EXERCISE >> Check each line of the records below for the word "обліку" and copy those where it appears.

INPUT >>

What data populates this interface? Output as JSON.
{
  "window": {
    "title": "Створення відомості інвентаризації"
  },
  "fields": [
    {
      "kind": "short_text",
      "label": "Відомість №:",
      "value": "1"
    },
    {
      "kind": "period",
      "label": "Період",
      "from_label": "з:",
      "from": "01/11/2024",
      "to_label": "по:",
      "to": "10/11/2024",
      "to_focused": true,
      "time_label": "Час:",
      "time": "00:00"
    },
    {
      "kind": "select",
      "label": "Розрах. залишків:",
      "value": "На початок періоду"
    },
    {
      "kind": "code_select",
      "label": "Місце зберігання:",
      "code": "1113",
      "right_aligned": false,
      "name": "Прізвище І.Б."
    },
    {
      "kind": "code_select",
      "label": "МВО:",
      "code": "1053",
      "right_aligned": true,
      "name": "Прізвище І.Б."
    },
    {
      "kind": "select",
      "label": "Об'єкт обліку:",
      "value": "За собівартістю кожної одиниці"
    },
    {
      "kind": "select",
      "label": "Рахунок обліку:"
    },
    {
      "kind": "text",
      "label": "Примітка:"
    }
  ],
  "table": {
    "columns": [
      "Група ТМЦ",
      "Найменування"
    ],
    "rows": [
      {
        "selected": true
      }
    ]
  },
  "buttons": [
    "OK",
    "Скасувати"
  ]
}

RESULT OF THE TASK >>
      "label": "Об'єкт обліку:",
      "label": "Рахунок обліку:"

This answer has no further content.